— Start INPUT —

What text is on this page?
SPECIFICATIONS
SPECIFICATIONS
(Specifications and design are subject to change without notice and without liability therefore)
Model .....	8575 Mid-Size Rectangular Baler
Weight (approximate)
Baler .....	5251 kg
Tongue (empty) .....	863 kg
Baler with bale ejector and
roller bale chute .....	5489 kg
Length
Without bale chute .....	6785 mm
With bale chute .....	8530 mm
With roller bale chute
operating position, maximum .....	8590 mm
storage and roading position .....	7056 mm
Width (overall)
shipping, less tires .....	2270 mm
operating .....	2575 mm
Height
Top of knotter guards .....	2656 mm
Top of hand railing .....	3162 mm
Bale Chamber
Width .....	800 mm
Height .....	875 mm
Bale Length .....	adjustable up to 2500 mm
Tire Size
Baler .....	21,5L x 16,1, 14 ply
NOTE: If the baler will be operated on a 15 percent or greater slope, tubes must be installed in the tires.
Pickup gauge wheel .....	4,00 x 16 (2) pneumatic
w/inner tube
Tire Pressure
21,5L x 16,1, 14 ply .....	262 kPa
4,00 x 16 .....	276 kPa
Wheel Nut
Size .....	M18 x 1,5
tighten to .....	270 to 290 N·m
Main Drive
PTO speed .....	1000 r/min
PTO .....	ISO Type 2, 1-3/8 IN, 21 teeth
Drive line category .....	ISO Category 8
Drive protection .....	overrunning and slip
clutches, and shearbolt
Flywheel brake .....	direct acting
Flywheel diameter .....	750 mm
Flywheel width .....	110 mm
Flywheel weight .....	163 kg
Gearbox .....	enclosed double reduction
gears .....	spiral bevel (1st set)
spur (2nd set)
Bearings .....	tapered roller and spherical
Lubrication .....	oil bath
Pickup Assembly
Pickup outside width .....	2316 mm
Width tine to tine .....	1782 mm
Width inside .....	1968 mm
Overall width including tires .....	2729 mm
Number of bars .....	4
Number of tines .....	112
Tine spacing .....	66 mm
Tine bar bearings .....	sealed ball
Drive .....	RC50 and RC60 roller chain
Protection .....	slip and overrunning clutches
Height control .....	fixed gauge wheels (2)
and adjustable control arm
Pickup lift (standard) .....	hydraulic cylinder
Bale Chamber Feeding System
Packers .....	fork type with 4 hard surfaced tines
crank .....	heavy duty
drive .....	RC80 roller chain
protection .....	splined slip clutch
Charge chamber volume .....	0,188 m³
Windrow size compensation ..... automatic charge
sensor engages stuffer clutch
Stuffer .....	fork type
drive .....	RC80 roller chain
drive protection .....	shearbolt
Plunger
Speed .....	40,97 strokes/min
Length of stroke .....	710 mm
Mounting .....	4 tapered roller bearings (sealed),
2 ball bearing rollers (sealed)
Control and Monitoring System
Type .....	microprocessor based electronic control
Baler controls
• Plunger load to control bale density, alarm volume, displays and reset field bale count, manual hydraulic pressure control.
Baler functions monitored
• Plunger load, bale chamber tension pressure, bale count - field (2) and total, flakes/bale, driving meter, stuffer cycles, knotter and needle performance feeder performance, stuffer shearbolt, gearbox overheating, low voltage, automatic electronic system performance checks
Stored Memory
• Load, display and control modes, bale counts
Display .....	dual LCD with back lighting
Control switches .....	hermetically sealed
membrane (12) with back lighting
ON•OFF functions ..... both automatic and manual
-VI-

— End INPUT —

TASK DETAILS: Set down every record above exactly as given.

EXERCISE RESULT:
What text is on this page?
SPECIFICATIONS
SPECIFICATIONS
(Specifications and design are subject to change without notice and without liability therefore)
Model .....	8575 Mid-Size Rectangular Baler
Weight (approximate)
Baler .....	5251 kg
Tongue (empty) .....	863 kg
Baler with bale ejector and
roller bale chute .....	5489 kg
Length
Without bale chute .....	6785 mm
With bale chute .....	8530 mm
With roller bale chute
operating position, maximum .....	8590 mm
storage and roading position .....	7056 mm
Width (overall)
shipping, less tires .....	2270 mm
operating .....	2575 mm
Height
Top of knotter guards .....	2656 mm
Top of hand railing .....	3162 mm
Bale Chamber
Width .....	800 mm
Height .....	875 mm
Bale Length .....	adjustable up to 2500 mm
Tire Size
Baler .....	21,5L x 16,1, 14 ply
NOTE: If the baler will be operated on a 15 percent or greater slope, tubes must be installed in the tires.
Pickup gauge wheel .....	4,00 x 16 (2) pneumatic
w/inner tube
Tire Pressure
21,5L x 16,1, 14 ply .....	262 kPa
4,00 x 16 .....	276 kPa
Wheel Nut
Size .....	M18 x 1,5
tighten to .....	270 to 290 N·m
Main Drive
PTO speed .....	1000 r/min
PTO .....	ISO Type 2, 1-3/8 IN, 21 teeth
Drive line category .....	ISO Category 8
Drive protection .....	overrunning and slip
clutches, and shearbolt
Flywheel brake .....	direct acting
Flywheel diameter .....	750 mm
Flywheel width .....	110 mm
Flywheel weight .....	163 kg
Gearbox .....	enclosed double reduction
gears .....	spiral bevel (1st set)
spur (2nd set)
Bearings .....	tapered roller and spherical
Lubrication .....	oil bath
Pickup Assembly
Pickup outside width .....	2316 mm
Width tine to tine .....	1782 mm
Width inside .....	1968 mm
Overall width including tires .....	2729 mm
Number of bars .....	4
Number of tines .....	112
Tine spacing .....	66 mm
Tine bar bearings .....	sealed ball
Drive .....	RC50 and RC60 roller chain
Protection .....	slip and overrunning clutches
Height control .....	fixed gauge wheels (2)
and adjustable control arm
Pickup lift (standard) .....	hydraulic cylinder
Bale Chamber Feeding System
Packers .....	fork type with 4 hard surfaced tines
crank .....	heavy duty
drive .....	RC80 roller chain
protection .....	splined slip clutch
Charge chamber volume .....	0,188 m³
Windrow size compensation ..... automatic charge
sensor engages stuffer clutch
Stuffer .....	fork type
drive .....	RC80 roller chain
drive protection .....	shearbolt
Plunger
Speed .....	40,97 strokes/min
Length of stroke .....	710 mm
Mounting .....	4 tapered roller bearings (sealed),
2 ball bearing rollers (sealed)
Control and Monitoring System
Type .....	microprocessor based electronic control
Baler controls
• Plunger load to control bale density, alarm volume, displays and reset field bale count, manual hydraulic pressure control.
Baler functions monitored
• Plunger load, bale chamber tension pressure, bale count - field (2) and total, flakes/bale, driving meter, stuffer cycles, knotter and needle performance feeder performance, stuffer shearbolt, gearbox overheating, low voltage, automatic electronic system performance checks
Stored Memory
• Load, display and control modes, bale counts
Display .....	dual LCD with back lighting
Control switches .....	hermetically sealed
membrane (12) with back lighting
ON•OFF functions ..... both automatic and manual
-VI-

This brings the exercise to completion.